— START —
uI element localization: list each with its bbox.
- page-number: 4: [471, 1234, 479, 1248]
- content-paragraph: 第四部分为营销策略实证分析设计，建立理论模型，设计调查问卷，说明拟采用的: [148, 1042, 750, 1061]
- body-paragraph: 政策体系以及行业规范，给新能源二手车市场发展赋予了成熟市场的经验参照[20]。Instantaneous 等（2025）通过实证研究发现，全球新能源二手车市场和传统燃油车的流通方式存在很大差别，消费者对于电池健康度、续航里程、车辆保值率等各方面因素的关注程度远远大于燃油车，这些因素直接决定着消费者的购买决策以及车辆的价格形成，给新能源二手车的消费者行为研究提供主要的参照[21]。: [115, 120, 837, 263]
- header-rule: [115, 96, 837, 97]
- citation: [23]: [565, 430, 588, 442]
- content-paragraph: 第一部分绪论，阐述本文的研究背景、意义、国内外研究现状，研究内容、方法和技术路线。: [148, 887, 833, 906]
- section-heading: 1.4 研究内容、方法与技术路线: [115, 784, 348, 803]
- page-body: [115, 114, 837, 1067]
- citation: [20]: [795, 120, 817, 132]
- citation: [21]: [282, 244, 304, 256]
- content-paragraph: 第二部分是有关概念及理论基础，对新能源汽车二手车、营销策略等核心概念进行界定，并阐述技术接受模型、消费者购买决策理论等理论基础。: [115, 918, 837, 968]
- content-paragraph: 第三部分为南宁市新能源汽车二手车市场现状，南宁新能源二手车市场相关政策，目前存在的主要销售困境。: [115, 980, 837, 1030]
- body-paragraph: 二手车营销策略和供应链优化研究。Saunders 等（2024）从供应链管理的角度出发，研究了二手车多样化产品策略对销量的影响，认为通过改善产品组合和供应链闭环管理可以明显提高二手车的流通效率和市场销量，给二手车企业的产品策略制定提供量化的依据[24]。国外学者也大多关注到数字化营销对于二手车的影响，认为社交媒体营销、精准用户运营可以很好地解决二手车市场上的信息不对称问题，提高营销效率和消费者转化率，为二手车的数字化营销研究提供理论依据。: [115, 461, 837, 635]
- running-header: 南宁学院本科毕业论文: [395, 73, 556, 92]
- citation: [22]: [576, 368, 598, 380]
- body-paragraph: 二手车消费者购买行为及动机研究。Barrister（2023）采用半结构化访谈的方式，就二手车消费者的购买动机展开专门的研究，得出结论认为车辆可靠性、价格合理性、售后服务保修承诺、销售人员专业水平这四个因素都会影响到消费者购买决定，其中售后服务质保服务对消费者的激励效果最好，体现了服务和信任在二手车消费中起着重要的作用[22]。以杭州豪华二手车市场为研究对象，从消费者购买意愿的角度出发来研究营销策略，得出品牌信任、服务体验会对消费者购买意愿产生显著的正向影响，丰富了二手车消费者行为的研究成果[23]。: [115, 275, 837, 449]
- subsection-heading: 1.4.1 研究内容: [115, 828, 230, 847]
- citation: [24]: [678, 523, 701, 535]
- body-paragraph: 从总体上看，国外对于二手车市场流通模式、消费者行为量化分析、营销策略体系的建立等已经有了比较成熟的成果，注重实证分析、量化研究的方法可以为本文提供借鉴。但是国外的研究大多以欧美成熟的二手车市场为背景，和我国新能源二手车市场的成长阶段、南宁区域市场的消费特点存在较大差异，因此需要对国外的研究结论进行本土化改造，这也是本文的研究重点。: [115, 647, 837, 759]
— END —
▶ [WHAT YOU NEED TO DO]: How many rows above contain the string "研究内容"? Matching is case-sensitive, and the reply should be only the number.

▶ [ANSWER TO THE EXERCISE]: 3